SHORT TASK » Return the full material exactly.

— begin —

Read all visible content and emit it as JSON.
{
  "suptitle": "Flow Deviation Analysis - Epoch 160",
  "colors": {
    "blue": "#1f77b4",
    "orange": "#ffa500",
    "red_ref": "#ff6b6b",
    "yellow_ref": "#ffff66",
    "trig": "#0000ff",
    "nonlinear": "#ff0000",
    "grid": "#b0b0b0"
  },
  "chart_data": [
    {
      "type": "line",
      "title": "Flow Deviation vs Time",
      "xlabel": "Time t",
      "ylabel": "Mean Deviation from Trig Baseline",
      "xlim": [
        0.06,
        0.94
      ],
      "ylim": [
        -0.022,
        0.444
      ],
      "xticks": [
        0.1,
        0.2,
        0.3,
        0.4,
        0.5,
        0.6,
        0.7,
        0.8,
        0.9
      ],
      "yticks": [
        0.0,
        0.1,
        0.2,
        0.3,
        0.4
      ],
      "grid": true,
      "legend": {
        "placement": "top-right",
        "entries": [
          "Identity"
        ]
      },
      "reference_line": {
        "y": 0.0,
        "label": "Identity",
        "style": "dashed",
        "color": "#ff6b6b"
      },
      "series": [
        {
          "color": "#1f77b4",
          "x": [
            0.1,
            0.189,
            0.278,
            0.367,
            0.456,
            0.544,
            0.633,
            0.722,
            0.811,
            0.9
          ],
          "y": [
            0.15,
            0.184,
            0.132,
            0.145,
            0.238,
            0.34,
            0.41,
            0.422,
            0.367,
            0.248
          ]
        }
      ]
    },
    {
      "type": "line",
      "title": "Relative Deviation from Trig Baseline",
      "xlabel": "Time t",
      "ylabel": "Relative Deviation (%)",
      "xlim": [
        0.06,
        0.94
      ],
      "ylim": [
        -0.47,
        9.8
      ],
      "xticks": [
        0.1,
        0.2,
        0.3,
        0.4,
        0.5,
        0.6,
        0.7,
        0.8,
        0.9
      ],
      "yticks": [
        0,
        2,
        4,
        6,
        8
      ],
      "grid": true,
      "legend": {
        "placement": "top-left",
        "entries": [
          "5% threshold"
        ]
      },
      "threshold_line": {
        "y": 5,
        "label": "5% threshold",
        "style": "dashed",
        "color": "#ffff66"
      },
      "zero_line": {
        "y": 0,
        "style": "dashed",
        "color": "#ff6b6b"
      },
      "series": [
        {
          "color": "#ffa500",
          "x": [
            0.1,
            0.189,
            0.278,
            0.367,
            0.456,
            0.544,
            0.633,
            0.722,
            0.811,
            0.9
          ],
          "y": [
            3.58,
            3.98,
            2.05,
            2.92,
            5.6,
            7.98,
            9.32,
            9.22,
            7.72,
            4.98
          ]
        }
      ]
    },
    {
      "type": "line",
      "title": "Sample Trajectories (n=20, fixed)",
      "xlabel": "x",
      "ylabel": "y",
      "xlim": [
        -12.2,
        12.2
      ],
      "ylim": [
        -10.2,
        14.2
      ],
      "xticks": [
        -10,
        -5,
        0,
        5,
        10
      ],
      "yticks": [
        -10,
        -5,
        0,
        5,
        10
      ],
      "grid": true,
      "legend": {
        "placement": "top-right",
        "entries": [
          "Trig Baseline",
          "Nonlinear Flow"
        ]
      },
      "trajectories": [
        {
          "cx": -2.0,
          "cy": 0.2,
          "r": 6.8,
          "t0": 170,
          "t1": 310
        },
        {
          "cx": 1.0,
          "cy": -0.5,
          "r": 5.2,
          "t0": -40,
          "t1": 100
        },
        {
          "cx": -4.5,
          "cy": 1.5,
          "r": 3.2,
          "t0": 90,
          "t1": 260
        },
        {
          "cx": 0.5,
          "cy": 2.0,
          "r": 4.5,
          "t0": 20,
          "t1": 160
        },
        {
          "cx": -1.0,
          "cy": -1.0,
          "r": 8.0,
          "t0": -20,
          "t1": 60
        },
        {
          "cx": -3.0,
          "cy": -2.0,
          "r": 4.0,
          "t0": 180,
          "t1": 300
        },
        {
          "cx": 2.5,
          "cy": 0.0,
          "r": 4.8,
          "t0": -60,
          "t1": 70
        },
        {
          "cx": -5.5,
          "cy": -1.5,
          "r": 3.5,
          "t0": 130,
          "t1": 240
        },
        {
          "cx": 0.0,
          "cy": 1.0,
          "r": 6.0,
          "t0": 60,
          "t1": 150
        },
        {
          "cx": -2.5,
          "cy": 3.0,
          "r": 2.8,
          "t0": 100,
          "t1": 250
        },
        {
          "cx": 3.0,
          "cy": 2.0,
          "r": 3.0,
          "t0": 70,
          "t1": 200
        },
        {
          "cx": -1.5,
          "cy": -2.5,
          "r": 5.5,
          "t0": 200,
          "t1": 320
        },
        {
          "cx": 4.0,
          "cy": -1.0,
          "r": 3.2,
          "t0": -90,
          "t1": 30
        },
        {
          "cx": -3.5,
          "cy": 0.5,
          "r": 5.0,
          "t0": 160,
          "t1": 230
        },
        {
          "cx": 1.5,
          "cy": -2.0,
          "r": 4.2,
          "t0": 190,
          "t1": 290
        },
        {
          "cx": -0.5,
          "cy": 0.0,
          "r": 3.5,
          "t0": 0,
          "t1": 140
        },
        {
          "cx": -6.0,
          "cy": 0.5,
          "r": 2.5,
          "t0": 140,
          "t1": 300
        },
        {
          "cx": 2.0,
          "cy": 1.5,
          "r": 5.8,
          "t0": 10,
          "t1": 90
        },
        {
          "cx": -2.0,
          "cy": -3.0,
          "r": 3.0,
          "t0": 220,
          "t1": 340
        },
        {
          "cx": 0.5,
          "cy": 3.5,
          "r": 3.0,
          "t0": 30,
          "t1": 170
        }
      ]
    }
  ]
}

— end —

TASK ANSWER »
Read all visible content and emit it as JSON.
{
  "suptitle": "Flow Deviation Analysis - Epoch 160",
  "colors": {
    "blue": "#1f77b4",
    "orange": "#ffa500",
    "red_ref": "#ff6b6b",
    "yellow_ref": "#ffff66",
    "trig": "#0000ff",
    "nonlinear": "#ff0000",
    "grid": "#b0b0b0"
  },
  "chart_data": [
    {
      "type": "line",
      "title": "Flow Deviation vs Time",
      "xlabel": "Time t",
      "ylabel": "Mean Deviation from Trig Baseline",
      "xlim": [
        0.06,
        0.94
      ],
      "ylim": [
        -0.022,
        0.444
      ],
      "xticks": [
        0.1,
        0.2,
        0.3,
        0.4,
        0.5,
        0.6,
        0.7,
        0.8,
        0.9
      ],
      "yticks": [
        0.0,
        0.1,
        0.2,
        0.3,
        0.4
      ],
      "grid": true,
      "legend": {
        "placement": "top-right",
        "entries": [
          "Identity"
        ]
      },
      "reference_line": {
        "y": 0.0,
        "label": "Identity",
        "style": "dashed",
        "color": "#ff6b6b"
      },
      "series": [
        {
          "color": "#1f77b4",
          "x": [
            0.1,
            0.189,
            0.278,
            0.367,
            0.456,
            0.544,
            0.633,
            0.722,
            0.811,
            0.9
          ],
          "y": [
            0.15,
            0.184,
            0.132,
            0.145,
            0.238,
            0.34,
            0.41,
            0.422,
            0.367,
            0.248
          ]
        }
      ]
    },
    {
      "type": "line",
      "title": "Relative Deviation from Trig Baseline",
      "xlabel": "Time t",
      "ylabel": "Relative Deviation (%)",
      "xlim": [
        0.06,
        0.94
      ],
      "ylim": [
        -0.47,
        9.8
      ],
      "xticks": [
        0.1,
        0.2,
        0.3,
        0.4,
        0.5,
        0.6,
        0.7,
        0.8,
        0.9
      ],
      "yticks": [
        0,
        2,
        4,
        6,
        8
      ],
      "grid": true,
      "legend": {
        "placement": "top-left",
        "entries": [
          "5% threshold"
        ]
      },
      "threshold_line": {
        "y": 5,
        "label": "5% threshold",
        "style": "dashed",
        "color": "#ffff66"
      },
      "zero_line": {
        "y": 0,
        "style": "dashed",
        "color": "#ff6b6b"
      },
      "series": [
        {
          "color": "#ffa500",
          "x": [
            0.1,
            0.189,
            0.278,
            0.367,
            0.456,
            0.544,
            0.633,
            0.722,
            0.811,
            0.9
          ],
          "y": [
            3.58,
            3.98,
            2.05,
            2.92,
            5.6,
            7.98,
            9.32,
            9.22,
            7.72,
            4.98
          ]
        }
      ]
    },
    {
      "type": "line",
      "title": "Sample Trajectories (n=20, fixed)",
      "xlabel": "x",
      "ylabel": "y",
      "xlim": [
        -12.2,
        12.2
      ],
      "ylim": [
        -10.2,
        14.2
      ],
      "xticks": [
        -10,
        -5,
        0,
        5,
        10
      ],
      "yticks": [
        -10,
        -5,
        0,
        5,
        10
      ],
      "grid": true,
      "legend": {
        "placement": "top-right",
        "entries": [
          "Trig Baseline",
          "Nonlinear Flow"
        ]
      },
      "trajectories": [
        {
          "cx": -2.0,
          "cy": 0.2,
          "r": 6.8,
          "t0": 170,
          "t1": 310
        },
        {
          "cx": 1.0,
          "cy": -0.5,
          "r": 5.2,
          "t0": -40,
          "t1": 100
        },
        {
          "cx": -4.5,
          "cy": 1.5,
          "r": 3.2,
          "t0": 90,
          "t1": 260
        },
        {
          "cx": 0.5,
          "cy": 2.0,
          "r": 4.5,
          "t0": 20,
          "t1": 160
        },
        {
          "cx": -1.0,
          "cy": -1.0,
          "r": 8.0,
          "t0": -20,
          "t1": 60
        },
        {
          "cx": -3.0,
          "cy": -2.0,
          "r": 4.0,
          "t0": 180,
          "t1": 300
        },
        {
          "cx": 2.5,
          "cy": 0.0,
          "r": 4.8,
          "t0": -60,
          "t1": 70
        },
        {
          "cx": -5.5,
          "cy": -1.5,
          "r": 3.5,
          "t0": 130,
          "t1": 240
        },
        {
          "cx": 0.0,
          "cy": 1.0,
          "r": 6.0,
          "t0": 60,
          "t1": 150
        },
        {
          "cx": -2.5,
          "cy": 3.0,
          "r": 2.8,
          "t0": 100,
          "t1": 250
        },
        {
          "cx": 3.0,
          "cy": 2.0,
          "r": 3.0,
          "t0": 70,
          "t1": 200
        },
        {
          "cx": -1.5,
          "cy": -2.5,
          "r": 5.5,
          "t0": 200,
          "t1": 320
        },
        {
          "cx": 4.0,
          "cy": -1.0,
          "r": 3.2,
          "t0": -90,
          "t1": 30
        },
        {
          "cx": -3.5,
          "cy": 0.5,
          "r": 5.0,
          "t0": 160,
          "t1": 230
        },
        {
          "cx": 1.5,
          "cy": -2.0,
          "r": 4.2,
          "t0": 190,
          "t1": 290
        },
        {
          "cx": -0.5,
          "cy": 0.0,
          "r": 3.5,
          "t0": 0,
          "t1": 140
        },
        {
          "cx": -6.0,
          "cy": 0.5,
          "r": 2.5,
          "t0": 140,
          "t1": 300
        },
        {
          "cx": 2.0,
          "cy": 1.5,
          "r": 5.8,
          "t0": 10,
          "t1": 90
        },
        {
          "cx": -2.0,
          "cy": -3.0,
          "r": 3.0,
          "t0": 220,
          "t1": 340
        },
        {
          "cx": 0.5,
          "cy": 3.5,
          "r": 3.0,
          "t0": 30,
          "t1": 170
        }
      ]
    }
  ]
}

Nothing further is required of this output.